[Items from a data source]
________________
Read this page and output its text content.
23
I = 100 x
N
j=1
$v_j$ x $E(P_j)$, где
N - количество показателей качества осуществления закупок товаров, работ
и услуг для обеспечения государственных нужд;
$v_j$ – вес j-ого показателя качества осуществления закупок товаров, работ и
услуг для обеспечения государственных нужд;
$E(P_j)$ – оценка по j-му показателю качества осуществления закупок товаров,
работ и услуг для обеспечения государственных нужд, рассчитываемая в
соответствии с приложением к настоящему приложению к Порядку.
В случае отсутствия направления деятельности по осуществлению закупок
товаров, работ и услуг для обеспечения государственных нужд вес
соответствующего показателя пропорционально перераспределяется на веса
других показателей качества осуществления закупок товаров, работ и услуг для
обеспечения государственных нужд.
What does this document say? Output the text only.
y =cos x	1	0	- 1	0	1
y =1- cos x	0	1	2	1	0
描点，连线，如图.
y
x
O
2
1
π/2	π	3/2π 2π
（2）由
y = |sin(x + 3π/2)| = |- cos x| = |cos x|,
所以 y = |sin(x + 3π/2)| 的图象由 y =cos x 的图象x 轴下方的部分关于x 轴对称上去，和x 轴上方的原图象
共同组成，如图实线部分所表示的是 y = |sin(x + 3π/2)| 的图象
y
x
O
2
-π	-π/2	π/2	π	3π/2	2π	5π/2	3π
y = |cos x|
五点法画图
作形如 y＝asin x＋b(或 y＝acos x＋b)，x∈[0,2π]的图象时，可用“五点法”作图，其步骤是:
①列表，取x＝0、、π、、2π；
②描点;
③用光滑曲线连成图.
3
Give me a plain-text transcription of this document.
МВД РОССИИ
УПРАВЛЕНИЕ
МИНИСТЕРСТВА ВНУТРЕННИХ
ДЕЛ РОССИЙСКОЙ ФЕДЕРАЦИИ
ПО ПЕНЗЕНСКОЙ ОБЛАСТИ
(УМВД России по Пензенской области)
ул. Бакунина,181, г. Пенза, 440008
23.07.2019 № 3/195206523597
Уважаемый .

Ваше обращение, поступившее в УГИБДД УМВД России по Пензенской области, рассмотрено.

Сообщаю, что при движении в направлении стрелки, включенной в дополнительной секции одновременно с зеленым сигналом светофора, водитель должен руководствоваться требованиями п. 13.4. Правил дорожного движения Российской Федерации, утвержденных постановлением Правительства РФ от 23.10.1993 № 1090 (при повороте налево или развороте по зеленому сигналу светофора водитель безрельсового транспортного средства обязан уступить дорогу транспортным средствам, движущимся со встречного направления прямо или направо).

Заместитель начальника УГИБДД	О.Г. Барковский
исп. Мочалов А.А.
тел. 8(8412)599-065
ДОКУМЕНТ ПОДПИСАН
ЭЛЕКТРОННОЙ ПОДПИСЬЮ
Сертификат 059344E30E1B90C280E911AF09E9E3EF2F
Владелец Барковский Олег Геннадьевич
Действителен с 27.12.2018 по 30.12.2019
________________
Every line of the data above should be copied exactly.

Read this page and output its text content.
23
I = 100 x
N
j=1
$v_j$ x $E(P_j)$, где
N - количество показателей качества осуществления закупок товаров, работ
и услуг для обеспечения государственных нужд;
$v_j$ – вес j-ого показателя качества осуществления закупок товаров, работ и
услуг для обеспечения государственных нужд;
$E(P_j)$ – оценка по j-му показателю качества осуществления закупок товаров,
работ и услуг для обеспечения государственных нужд, рассчитываемая в
соответствии с приложением к настоящему приложению к Порядку.
В случае отсутствия направления деятельности по осуществлению закупок
товаров, работ и услуг для обеспечения государственных нужд вес
соответствующего показателя пропорционально перераспределяется на веса
других показателей качества осуществления закупок товаров, работ и услуг для
обеспечения государственных нужд.
What does this document say? Output the text only.
y =cos x	1	0	- 1	0	1
y =1- cos x	0	1	2	1	0
描点，连线，如图.
y
x
O
2
1
π/2	π	3/2π 2π
（2）由
y = |sin(x + 3π/2)| = |- cos x| = |cos x|,
所以 y = |sin(x + 3π/2)| 的图象由 y =cos x 的图象x 轴下方的部分关于x 轴对称上去，和x 轴上方的原图象
共同组成，如图实线部分所表示的是 y = |sin(x + 3π/2)| 的图象
y
x
O
2
-π	-π/2	π/2	π	3π/2	2π	5π/2	3π
y = |cos x|
五点法画图
作形如 y＝asin x＋b(或 y＝acos x＋b)，x∈[0,2π]的图象时，可用“五点法”作图，其步骤是:
①列表，取x＝0、、π、、2π；
②描点;
③用光滑曲线连成图.
3
Give me a plain-text transcription of this document.
МВД РОССИИ
УПРАВЛЕНИЕ
МИНИСТЕРСТВА ВНУТРЕННИХ
ДЕЛ РОССИЙСКОЙ ФЕДЕРАЦИИ
ПО ПЕНЗЕНСКОЙ ОБЛАСТИ
(УМВД России по Пензенской области)
ул. Бакунина,181, г. Пенза, 440008
23.07.2019 № 3/195206523597
Уважаемый .

Ваше обращение, поступившее в УГИБДД УМВД России по Пензенской области, рассмотрено.

Сообщаю, что при движении в направлении стрелки, включенной в дополнительной секции одновременно с зеленым сигналом светофора, водитель должен руководствоваться требованиями п. 13.4. Правил дорожного движения Российской Федерации, утвержденных постановлением Правительства РФ от 23.10.1993 № 1090 (при повороте налево или развороте по зеленому сигналу светофора водитель безрельсового транспортного средства обязан уступить дорогу транспортным средствам, движущимся со встречного направления прямо или направо).

Заместитель начальника УГИБДД	О.Г. Барковский
исп. Мочалов А.А.
тел. 8(8412)599-065
ДОКУМЕНТ ПОДПИСАН
ЭЛЕКТРОННОЙ ПОДПИСЬЮ
Сертификат 059344E30E1B90C280E911AF09E9E3EF2F
Владелец Барковский Олег Геннадьевич
Действителен с 27.12.2018 по 30.12.2019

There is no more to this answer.